** BEGIN **

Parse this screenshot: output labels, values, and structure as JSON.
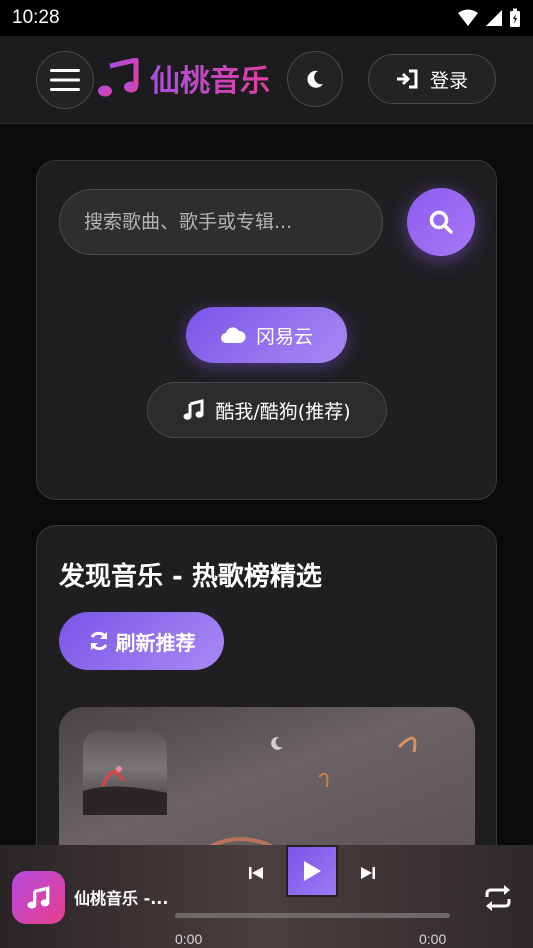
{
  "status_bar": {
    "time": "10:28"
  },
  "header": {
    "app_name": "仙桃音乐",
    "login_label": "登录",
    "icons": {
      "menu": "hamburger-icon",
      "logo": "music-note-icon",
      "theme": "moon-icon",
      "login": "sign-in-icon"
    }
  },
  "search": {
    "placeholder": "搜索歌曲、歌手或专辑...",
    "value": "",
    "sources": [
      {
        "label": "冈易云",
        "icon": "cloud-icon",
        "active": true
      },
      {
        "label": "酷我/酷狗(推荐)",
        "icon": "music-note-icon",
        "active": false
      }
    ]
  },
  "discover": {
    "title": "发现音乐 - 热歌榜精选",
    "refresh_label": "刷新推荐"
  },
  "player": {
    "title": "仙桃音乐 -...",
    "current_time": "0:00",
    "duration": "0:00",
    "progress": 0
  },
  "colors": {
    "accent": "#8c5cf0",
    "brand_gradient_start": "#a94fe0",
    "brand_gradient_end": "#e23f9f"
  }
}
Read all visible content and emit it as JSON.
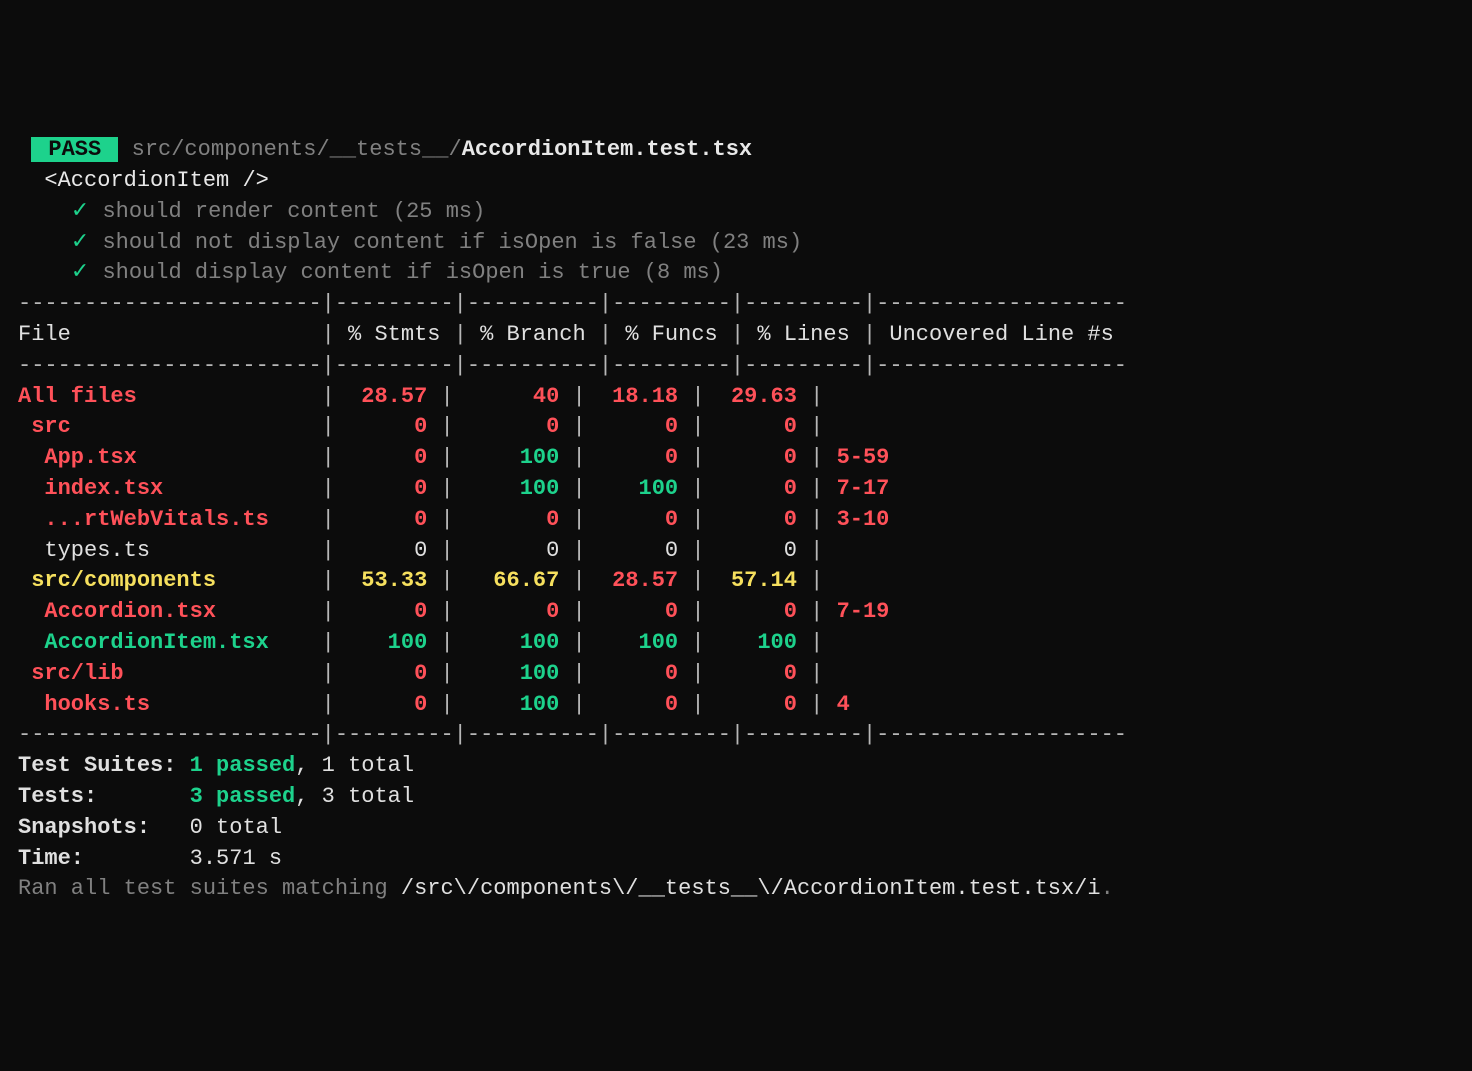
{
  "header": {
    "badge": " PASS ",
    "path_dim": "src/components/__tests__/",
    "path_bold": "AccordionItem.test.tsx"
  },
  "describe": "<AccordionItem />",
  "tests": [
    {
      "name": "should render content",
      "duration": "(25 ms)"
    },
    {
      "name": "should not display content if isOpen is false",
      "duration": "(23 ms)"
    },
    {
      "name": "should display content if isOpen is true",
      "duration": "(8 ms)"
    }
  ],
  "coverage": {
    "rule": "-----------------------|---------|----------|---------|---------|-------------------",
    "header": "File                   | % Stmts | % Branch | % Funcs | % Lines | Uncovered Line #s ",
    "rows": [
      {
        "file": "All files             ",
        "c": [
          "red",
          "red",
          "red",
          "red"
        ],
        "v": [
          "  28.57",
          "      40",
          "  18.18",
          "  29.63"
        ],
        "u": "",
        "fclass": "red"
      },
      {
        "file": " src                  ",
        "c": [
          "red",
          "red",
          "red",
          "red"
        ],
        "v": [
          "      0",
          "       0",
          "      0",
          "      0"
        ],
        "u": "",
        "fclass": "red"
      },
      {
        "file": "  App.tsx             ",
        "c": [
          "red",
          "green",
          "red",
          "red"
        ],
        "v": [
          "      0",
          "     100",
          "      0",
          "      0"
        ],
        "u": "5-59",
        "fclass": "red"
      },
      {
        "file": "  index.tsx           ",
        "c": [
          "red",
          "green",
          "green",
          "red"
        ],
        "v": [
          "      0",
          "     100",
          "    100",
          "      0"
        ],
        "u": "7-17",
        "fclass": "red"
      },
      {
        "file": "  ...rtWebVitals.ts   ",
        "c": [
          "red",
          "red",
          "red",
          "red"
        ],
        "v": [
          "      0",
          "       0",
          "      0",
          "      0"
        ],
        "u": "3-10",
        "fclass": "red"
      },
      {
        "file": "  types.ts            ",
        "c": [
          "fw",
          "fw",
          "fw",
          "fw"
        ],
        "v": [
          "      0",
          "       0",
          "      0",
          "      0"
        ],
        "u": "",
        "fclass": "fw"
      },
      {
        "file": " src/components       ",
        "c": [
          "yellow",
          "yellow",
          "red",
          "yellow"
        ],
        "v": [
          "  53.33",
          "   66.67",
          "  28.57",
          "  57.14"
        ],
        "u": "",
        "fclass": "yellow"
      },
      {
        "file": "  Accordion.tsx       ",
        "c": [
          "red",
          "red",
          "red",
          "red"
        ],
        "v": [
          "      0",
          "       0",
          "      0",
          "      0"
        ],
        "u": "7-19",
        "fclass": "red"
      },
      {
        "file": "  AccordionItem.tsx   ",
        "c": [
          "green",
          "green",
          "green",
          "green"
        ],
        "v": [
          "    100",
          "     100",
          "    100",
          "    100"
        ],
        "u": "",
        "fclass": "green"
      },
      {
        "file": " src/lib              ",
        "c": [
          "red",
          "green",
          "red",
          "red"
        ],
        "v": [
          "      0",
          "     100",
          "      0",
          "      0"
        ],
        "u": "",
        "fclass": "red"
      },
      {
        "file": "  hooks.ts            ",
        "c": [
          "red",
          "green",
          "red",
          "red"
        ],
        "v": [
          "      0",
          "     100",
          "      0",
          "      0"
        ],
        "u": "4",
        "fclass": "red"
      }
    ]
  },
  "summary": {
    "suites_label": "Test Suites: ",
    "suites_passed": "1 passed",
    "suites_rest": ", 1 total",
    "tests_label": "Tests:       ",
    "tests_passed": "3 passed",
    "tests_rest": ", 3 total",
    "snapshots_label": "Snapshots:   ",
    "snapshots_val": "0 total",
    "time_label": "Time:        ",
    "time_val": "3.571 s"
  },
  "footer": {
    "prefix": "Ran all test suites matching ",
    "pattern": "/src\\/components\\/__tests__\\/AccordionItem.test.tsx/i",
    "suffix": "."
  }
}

** END **

Extract all lines that hold the word "isOpen".

-- Response to the exercise --
      "name": "should not display content if isOpen is false",
      "name": "should display content if isOpen is true",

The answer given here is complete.